* [Exercise brief]
Identify each line in the records below that contains the word "вибрация", and copy it.

---------- Data for this task

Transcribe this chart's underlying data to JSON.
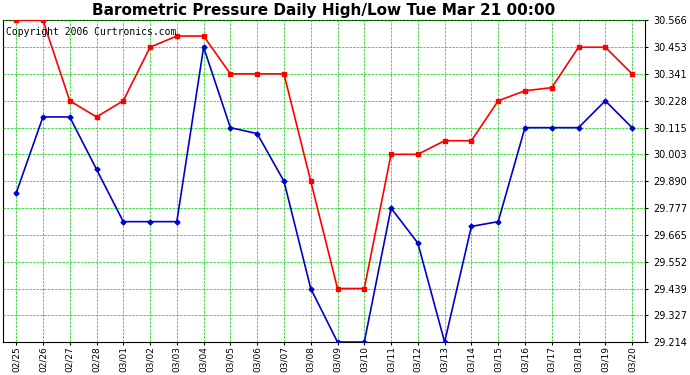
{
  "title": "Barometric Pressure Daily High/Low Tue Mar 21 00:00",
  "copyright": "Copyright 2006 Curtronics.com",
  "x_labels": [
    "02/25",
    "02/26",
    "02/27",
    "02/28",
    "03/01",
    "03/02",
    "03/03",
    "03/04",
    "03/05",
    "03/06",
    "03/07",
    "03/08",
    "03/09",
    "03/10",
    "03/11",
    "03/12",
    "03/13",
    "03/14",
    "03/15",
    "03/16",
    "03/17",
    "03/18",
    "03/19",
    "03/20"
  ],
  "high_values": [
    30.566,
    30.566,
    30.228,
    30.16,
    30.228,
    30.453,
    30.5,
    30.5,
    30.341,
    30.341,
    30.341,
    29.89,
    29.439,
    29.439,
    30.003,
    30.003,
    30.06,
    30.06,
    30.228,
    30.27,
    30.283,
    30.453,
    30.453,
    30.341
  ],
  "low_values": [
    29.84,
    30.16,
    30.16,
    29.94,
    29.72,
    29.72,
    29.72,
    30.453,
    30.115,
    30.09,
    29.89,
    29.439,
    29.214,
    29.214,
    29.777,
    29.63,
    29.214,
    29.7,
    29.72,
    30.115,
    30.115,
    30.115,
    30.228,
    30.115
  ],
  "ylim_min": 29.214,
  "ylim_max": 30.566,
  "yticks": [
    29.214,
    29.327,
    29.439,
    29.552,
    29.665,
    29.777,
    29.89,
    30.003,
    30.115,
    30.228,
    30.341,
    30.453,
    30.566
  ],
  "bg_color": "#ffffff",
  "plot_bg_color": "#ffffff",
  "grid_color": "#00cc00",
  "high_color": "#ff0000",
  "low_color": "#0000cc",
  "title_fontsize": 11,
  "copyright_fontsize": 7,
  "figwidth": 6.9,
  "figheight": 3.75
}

--------------------
---------- Data for this task

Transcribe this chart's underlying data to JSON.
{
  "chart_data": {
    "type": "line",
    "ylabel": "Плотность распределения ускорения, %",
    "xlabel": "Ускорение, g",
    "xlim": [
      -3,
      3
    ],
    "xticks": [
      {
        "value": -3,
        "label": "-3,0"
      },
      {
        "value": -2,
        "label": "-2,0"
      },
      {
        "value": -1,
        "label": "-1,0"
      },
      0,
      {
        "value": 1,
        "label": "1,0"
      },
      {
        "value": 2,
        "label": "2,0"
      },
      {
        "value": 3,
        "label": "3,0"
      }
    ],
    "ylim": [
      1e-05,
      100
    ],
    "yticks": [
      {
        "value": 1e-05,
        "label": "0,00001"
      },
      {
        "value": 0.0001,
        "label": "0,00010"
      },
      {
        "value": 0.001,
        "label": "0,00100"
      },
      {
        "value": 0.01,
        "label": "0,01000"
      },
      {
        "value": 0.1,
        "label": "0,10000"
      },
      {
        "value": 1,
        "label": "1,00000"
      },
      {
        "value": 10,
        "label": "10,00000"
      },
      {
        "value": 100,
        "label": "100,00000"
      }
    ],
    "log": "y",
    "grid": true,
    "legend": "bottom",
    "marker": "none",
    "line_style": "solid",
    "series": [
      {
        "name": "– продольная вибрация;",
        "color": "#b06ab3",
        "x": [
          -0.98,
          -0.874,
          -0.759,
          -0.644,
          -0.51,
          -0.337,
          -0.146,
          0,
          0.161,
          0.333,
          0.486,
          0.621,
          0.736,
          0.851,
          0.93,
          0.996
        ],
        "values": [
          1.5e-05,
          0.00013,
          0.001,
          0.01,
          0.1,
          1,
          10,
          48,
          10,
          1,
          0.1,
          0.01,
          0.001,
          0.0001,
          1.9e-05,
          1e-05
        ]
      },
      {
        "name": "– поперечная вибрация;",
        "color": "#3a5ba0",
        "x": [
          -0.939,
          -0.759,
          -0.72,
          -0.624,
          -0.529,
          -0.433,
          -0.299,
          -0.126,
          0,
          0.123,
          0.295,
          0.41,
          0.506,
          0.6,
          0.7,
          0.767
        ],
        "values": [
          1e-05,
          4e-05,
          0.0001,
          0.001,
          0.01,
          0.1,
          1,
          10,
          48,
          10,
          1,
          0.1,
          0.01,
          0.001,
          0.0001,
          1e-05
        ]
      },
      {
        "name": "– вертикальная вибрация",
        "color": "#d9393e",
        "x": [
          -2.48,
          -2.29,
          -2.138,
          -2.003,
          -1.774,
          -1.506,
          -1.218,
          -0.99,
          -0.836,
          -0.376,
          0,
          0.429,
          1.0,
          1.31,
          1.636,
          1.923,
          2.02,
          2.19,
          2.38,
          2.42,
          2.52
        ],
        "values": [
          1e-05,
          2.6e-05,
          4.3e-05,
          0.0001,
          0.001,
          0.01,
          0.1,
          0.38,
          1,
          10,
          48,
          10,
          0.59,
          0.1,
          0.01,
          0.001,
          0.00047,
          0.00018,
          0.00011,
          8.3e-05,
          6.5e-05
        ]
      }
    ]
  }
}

--------------------
---------- Data for this task

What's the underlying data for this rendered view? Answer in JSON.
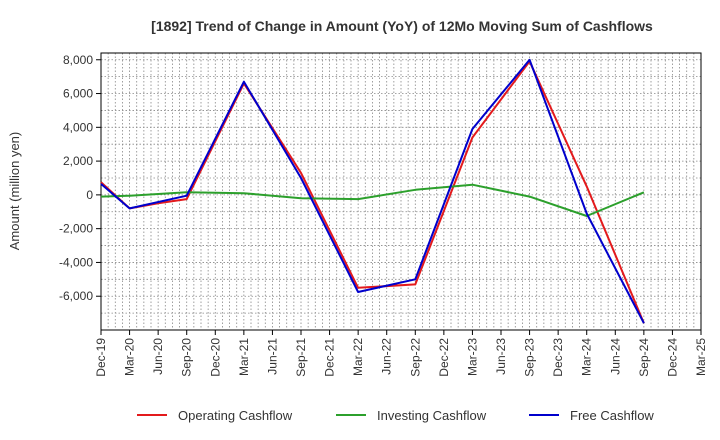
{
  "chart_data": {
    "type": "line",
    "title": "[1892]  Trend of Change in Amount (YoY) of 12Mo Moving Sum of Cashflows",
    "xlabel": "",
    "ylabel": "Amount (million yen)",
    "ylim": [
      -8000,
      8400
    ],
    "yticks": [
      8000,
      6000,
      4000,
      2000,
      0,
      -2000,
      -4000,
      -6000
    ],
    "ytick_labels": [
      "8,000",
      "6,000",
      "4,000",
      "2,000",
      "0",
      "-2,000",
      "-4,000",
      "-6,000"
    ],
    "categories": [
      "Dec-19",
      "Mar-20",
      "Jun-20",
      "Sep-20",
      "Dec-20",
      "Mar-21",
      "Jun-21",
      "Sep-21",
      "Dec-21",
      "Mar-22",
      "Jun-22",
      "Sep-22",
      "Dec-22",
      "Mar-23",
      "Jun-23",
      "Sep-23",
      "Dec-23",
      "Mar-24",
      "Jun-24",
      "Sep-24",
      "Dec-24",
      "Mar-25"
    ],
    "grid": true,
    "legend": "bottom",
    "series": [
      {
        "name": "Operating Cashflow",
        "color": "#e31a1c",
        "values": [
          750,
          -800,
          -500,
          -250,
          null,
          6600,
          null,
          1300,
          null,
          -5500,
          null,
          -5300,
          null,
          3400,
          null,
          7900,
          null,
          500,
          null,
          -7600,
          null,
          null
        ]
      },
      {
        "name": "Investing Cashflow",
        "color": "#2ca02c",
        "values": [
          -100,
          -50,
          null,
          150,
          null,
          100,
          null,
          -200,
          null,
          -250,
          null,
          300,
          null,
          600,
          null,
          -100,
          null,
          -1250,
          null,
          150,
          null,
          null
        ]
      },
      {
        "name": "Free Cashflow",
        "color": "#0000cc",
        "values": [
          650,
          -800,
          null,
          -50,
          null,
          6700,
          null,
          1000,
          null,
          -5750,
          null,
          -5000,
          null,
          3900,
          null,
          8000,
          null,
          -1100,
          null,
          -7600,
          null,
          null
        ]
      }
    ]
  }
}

--------------------

* [Problem solution]
        "name": "– продольная вибрация;",
        "name": "– поперечная вибрация;",
        "name": "– вертикальная вибрация",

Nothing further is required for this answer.